====== INPUT FOR THIS TASK ======

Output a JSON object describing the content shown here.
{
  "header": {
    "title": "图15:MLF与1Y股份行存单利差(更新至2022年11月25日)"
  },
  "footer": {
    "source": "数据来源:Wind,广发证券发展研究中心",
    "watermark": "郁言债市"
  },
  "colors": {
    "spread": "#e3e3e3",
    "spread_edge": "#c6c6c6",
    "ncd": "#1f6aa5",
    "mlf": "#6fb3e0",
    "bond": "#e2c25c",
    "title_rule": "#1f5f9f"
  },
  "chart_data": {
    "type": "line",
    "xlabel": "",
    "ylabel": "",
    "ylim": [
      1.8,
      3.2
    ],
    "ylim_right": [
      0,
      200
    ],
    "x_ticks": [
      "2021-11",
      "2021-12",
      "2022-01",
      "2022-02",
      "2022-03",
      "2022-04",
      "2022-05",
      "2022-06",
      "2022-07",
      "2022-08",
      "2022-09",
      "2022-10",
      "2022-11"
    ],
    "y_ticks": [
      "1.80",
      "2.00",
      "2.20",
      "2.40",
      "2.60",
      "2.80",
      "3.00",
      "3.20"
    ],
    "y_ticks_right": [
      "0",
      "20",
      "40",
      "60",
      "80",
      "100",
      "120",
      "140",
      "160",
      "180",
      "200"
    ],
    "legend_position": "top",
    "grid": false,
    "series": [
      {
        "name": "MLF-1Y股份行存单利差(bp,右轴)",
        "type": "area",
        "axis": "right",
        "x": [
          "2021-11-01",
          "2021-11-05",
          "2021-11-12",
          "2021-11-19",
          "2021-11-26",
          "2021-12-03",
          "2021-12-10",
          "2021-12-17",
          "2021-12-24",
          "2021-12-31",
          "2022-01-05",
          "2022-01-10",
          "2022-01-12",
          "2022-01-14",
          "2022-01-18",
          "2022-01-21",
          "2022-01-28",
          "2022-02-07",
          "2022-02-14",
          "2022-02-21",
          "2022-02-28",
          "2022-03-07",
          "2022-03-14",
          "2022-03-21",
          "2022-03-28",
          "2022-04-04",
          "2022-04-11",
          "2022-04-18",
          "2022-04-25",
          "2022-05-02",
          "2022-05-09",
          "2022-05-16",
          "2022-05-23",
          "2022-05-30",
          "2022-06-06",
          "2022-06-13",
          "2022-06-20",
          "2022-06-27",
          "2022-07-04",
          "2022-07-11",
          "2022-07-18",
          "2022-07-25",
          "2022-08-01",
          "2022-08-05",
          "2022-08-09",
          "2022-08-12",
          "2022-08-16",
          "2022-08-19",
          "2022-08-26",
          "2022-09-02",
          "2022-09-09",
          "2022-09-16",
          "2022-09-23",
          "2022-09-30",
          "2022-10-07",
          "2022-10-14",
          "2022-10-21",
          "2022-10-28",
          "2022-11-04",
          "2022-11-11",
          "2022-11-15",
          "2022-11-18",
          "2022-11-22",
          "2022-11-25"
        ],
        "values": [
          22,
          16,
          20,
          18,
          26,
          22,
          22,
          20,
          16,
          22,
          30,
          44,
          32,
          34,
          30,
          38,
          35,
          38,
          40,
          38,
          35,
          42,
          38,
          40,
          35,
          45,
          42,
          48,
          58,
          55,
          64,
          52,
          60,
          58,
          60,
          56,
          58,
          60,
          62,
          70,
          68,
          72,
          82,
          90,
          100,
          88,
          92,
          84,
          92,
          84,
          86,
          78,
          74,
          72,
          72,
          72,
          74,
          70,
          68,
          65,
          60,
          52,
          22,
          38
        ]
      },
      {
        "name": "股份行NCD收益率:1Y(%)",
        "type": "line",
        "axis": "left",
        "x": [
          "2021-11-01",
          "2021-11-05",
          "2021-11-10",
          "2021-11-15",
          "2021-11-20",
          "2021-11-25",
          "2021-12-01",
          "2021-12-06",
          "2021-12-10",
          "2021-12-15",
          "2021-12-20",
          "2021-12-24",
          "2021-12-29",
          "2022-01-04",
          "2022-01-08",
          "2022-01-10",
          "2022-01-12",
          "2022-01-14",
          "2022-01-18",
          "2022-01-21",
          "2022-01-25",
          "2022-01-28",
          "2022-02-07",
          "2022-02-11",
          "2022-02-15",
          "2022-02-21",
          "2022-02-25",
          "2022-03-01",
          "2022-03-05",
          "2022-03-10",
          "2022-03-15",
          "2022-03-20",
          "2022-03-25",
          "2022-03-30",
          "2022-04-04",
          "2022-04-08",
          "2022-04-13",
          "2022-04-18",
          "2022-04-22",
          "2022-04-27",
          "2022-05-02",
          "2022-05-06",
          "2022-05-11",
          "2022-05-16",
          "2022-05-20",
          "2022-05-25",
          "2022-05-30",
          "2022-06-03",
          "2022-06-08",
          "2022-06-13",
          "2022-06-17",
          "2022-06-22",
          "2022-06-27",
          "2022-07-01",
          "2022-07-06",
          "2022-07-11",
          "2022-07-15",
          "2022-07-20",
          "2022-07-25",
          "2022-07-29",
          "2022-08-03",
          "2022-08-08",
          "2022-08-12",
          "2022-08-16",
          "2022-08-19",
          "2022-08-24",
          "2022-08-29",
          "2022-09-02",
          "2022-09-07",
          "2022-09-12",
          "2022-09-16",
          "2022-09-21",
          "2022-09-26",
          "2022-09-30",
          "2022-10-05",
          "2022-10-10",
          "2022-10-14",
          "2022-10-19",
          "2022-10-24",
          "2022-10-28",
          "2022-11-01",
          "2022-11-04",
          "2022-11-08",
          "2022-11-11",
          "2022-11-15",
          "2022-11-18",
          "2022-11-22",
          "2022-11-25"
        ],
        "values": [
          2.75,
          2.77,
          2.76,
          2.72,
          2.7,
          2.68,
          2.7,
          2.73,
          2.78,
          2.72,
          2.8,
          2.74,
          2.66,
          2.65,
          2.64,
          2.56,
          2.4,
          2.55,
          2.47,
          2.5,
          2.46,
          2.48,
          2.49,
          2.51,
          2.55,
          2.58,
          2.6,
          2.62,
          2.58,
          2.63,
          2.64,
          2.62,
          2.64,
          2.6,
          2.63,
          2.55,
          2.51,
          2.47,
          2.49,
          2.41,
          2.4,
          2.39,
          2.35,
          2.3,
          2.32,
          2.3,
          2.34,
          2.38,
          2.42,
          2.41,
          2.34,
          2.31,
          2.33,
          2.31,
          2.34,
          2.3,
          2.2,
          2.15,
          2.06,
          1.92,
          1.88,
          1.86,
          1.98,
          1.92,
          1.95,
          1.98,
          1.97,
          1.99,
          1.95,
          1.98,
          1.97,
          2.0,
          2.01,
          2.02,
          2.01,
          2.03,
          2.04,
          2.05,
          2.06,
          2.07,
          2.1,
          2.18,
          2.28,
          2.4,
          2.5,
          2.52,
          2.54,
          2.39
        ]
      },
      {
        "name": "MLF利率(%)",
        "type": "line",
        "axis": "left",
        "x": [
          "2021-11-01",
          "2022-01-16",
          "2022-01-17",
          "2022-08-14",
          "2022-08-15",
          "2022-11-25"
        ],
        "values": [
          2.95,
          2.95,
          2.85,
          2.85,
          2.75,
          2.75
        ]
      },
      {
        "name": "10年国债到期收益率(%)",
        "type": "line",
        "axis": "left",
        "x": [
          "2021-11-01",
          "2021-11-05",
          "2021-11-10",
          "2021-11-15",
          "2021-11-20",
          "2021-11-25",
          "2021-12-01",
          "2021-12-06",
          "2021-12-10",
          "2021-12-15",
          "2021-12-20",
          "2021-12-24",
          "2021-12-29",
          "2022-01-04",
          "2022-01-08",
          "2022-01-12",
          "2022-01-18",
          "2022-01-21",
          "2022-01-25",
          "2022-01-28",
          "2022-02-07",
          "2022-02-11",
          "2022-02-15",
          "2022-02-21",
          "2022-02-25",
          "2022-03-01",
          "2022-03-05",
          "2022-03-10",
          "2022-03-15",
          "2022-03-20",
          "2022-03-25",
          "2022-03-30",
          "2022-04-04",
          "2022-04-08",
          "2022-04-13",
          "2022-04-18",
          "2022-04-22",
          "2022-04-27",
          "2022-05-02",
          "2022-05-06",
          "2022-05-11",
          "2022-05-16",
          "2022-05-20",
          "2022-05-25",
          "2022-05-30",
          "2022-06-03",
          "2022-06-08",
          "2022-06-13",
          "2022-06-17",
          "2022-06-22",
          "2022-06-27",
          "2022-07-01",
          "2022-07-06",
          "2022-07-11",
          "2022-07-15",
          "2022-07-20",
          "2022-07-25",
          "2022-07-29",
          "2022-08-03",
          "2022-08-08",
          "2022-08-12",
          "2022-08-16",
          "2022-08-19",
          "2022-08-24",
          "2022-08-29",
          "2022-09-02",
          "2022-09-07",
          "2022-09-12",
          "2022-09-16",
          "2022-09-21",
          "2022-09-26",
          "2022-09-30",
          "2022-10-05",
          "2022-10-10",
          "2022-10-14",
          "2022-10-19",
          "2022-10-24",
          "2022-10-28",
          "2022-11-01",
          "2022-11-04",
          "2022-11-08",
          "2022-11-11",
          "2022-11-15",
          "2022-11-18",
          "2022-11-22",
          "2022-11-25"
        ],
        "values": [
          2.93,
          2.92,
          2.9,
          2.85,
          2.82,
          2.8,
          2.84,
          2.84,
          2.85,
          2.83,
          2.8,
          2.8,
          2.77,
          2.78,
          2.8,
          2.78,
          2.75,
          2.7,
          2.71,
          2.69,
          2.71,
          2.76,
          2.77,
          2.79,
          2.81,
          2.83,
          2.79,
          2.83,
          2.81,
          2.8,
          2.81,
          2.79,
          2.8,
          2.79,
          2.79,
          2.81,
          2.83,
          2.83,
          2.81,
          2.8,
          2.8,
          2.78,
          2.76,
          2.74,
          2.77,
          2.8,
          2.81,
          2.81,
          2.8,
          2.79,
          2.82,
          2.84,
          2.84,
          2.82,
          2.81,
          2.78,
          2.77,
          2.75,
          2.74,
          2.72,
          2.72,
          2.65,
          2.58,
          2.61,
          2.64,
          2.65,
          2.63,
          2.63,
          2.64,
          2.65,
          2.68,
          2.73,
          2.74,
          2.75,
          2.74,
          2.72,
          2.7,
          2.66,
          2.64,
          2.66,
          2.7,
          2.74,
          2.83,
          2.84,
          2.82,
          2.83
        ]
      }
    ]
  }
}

======

WRITTEN EXERCISE
Look above for every line with the word "name" and copy it.

FULL SOLUTION
        "name": "MLF-1Y股份行存单利差(bp,右轴)",
        "name": "股份行NCD收益率:1Y(%)",
        "name": "MLF利率(%)",
        "name": "10年国债到期收益率(%)",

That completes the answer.